BEGIN Data supplied
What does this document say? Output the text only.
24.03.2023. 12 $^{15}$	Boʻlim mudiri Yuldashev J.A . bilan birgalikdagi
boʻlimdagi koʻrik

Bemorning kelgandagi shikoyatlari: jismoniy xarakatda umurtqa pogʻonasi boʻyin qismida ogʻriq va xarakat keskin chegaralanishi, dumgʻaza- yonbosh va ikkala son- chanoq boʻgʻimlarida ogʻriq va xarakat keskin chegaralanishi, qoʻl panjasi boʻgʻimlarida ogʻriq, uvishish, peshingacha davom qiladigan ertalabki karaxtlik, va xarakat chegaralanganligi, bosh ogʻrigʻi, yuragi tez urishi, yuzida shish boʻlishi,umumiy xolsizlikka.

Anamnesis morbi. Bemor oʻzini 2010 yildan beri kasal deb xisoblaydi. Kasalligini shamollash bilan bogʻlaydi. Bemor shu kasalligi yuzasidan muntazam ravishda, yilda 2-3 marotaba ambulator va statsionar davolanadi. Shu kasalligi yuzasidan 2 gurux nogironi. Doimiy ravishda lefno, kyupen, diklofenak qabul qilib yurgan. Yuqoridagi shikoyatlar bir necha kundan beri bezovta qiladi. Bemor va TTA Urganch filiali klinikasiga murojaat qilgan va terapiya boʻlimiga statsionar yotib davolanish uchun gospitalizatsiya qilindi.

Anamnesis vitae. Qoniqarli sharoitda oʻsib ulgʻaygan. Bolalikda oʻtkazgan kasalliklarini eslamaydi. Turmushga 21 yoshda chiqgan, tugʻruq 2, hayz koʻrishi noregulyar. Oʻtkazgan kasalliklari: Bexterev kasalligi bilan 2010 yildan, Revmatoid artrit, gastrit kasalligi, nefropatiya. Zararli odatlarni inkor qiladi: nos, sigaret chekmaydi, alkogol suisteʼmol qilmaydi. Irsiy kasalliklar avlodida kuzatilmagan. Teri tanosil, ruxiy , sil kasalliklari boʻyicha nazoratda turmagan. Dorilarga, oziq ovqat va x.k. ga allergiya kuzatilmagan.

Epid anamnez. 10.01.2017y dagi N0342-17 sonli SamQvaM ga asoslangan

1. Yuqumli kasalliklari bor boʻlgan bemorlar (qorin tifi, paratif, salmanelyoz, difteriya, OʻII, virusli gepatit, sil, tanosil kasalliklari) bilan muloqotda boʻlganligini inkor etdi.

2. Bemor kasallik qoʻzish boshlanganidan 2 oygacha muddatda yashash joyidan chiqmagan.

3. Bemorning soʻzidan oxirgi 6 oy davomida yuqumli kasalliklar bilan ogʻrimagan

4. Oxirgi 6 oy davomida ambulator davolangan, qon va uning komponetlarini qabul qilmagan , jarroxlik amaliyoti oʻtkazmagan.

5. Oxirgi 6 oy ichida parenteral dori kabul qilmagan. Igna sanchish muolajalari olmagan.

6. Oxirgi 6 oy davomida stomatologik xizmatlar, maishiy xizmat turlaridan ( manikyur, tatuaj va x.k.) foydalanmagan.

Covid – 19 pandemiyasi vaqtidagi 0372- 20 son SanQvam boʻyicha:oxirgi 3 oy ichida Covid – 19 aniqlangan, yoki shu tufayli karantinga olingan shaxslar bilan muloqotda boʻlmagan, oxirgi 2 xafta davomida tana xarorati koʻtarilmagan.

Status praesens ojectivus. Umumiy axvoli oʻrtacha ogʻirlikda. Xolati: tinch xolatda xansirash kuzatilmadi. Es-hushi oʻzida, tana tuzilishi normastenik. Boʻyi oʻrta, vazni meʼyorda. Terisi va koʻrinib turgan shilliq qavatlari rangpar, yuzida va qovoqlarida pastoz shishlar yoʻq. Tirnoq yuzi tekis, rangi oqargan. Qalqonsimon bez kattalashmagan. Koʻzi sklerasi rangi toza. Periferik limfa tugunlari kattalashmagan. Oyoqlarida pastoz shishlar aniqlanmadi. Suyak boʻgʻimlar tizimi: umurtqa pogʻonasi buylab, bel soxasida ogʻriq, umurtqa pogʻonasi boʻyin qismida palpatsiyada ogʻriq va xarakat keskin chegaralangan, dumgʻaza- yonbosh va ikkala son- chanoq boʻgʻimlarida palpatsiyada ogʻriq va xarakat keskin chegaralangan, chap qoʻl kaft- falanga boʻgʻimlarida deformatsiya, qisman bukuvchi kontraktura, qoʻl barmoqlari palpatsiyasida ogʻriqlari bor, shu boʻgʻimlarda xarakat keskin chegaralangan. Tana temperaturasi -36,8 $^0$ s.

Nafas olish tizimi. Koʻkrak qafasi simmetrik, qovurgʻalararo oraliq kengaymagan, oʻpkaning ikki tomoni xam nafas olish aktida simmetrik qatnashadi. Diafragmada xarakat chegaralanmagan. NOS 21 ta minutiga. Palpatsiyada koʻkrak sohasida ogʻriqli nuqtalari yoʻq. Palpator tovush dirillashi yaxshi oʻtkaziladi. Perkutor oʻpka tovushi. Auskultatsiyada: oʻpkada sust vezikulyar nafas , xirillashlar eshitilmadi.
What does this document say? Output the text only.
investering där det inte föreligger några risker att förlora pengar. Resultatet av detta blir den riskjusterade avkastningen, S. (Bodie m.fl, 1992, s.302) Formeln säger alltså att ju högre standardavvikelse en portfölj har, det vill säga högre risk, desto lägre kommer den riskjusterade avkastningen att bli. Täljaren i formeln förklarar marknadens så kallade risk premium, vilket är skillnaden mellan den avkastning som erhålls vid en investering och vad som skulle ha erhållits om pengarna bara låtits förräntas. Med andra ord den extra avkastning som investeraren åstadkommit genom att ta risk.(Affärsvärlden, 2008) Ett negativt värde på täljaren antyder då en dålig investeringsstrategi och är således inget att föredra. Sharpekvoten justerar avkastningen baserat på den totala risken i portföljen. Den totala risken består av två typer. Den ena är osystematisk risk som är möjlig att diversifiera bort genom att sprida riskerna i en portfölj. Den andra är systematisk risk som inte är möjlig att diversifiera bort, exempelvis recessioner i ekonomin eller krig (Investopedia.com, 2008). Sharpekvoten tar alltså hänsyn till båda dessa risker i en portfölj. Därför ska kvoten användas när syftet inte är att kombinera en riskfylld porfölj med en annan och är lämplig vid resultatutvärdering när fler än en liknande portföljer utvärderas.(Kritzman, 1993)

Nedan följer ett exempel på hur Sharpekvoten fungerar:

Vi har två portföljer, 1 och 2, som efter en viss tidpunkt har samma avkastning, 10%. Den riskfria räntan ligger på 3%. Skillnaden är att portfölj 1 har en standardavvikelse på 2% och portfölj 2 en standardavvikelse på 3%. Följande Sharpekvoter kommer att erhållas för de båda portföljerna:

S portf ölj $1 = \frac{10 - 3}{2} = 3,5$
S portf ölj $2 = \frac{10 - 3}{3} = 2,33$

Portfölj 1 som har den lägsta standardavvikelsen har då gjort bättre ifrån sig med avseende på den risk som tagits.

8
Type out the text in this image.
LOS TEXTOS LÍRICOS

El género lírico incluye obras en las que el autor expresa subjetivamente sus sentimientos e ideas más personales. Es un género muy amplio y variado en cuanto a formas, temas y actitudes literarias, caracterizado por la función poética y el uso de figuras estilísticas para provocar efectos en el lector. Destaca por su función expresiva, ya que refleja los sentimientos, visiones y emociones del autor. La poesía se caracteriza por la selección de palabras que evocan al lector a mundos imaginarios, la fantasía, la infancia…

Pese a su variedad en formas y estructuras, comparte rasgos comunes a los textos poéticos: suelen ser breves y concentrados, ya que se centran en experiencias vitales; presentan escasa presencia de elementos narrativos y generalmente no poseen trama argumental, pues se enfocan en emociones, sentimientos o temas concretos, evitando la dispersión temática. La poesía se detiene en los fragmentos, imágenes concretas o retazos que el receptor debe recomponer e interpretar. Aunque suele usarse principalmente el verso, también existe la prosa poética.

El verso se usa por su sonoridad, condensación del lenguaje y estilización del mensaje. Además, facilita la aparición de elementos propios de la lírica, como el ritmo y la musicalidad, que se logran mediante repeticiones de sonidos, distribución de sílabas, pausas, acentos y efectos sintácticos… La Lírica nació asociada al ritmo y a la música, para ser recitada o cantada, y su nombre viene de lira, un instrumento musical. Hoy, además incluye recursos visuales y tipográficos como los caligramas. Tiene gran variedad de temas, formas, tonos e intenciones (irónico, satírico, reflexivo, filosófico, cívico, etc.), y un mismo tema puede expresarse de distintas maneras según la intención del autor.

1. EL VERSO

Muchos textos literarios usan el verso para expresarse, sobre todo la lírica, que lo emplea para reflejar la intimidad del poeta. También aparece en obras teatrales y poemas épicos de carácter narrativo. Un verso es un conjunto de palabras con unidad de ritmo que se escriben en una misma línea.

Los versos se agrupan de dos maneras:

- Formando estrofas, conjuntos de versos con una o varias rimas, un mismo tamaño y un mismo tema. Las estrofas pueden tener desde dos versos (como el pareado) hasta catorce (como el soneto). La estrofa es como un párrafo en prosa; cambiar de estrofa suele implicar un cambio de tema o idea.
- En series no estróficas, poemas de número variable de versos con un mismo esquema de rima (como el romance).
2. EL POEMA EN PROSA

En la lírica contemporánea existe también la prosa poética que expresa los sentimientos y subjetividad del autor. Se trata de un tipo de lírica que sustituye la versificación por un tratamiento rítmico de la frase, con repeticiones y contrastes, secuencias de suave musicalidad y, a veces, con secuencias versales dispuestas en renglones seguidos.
END Data supplied
* _What this task involves_
Filter the data above by the word "frac" and copy every line that matches.

* _Response below_
S portf ölj $1 = \frac{10 - 3}{2} = 3,5$
S portf ölj $2 = \frac{10 - 3}{3} = 2,33$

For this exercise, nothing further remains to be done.